## LISTED RECORDS
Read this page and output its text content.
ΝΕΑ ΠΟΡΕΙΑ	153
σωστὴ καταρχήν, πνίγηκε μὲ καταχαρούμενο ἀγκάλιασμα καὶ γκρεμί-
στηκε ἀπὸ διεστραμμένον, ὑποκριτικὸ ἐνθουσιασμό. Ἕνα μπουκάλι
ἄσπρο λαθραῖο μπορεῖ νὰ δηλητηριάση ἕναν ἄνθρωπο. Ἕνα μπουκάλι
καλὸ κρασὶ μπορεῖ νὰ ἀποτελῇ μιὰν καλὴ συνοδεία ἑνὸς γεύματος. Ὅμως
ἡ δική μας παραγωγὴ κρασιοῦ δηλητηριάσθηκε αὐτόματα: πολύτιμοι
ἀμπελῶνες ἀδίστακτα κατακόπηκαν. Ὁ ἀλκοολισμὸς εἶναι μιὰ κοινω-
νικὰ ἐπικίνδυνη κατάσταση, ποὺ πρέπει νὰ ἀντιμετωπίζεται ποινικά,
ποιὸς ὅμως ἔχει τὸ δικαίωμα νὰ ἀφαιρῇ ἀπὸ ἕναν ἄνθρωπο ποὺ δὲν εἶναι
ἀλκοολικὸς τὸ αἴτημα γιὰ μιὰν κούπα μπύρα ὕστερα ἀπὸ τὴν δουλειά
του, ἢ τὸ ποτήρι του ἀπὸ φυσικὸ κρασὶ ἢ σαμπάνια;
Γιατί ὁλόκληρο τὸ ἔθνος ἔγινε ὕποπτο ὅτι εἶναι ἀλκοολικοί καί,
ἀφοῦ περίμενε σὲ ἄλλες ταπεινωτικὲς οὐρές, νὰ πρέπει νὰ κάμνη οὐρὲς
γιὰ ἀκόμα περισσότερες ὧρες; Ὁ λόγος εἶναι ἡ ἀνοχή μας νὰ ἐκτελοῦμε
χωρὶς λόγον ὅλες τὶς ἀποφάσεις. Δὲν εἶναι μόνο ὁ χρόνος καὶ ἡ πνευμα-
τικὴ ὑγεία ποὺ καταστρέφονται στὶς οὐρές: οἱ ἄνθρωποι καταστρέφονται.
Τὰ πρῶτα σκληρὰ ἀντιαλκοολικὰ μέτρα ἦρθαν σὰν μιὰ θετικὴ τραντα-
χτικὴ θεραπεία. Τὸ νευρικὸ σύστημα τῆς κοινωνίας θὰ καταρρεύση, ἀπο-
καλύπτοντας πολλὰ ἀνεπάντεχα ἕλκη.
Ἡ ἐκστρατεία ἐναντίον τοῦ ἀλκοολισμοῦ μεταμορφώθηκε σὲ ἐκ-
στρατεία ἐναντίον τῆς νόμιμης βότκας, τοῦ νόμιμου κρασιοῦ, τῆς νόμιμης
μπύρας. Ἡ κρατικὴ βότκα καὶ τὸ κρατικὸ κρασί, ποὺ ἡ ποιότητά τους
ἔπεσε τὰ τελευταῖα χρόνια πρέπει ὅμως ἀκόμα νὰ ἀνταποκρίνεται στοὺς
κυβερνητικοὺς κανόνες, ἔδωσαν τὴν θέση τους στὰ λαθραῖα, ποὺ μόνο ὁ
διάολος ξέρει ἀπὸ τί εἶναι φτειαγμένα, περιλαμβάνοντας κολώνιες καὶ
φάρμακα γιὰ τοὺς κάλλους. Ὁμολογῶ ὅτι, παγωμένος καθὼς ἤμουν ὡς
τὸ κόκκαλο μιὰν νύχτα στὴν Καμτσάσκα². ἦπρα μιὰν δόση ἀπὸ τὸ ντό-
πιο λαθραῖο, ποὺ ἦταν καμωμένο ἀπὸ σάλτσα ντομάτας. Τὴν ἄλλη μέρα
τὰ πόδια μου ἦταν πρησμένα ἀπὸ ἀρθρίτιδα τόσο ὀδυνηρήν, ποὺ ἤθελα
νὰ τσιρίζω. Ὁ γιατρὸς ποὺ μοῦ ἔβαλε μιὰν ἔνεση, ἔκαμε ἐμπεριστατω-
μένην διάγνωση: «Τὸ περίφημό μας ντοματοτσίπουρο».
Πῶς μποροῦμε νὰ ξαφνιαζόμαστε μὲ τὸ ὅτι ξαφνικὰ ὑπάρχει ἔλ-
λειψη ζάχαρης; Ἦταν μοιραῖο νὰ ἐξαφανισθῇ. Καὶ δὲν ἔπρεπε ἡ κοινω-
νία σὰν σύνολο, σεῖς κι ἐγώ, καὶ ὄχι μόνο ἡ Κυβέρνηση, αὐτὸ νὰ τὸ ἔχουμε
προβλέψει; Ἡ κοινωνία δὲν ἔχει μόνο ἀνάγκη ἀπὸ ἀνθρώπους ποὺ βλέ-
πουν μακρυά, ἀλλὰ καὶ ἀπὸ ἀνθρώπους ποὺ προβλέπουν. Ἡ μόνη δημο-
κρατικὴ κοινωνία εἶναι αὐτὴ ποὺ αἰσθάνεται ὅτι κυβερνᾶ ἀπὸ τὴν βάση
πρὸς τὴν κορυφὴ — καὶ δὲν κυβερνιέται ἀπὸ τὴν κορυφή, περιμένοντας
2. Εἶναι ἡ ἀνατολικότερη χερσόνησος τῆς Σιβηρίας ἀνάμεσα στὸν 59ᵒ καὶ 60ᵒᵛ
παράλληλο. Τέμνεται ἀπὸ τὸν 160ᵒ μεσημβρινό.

## INSTRUCTIONS TO FOLLOW
Search the preceding listing for the word "ἐναντίον" and pull out every line that holds it.

## SOLVED PROBLEM
Ἡ ἐκστρατεία ἐναντίον τοῦ ἀλκοολισμοῦ μεταμορφώθηκε σὲ ἐκ-
στρατεία ἐναντίον τῆς νόμιμης βότκας, τοῦ νόμιμου κρασιοῦ, τῆς νόμιμης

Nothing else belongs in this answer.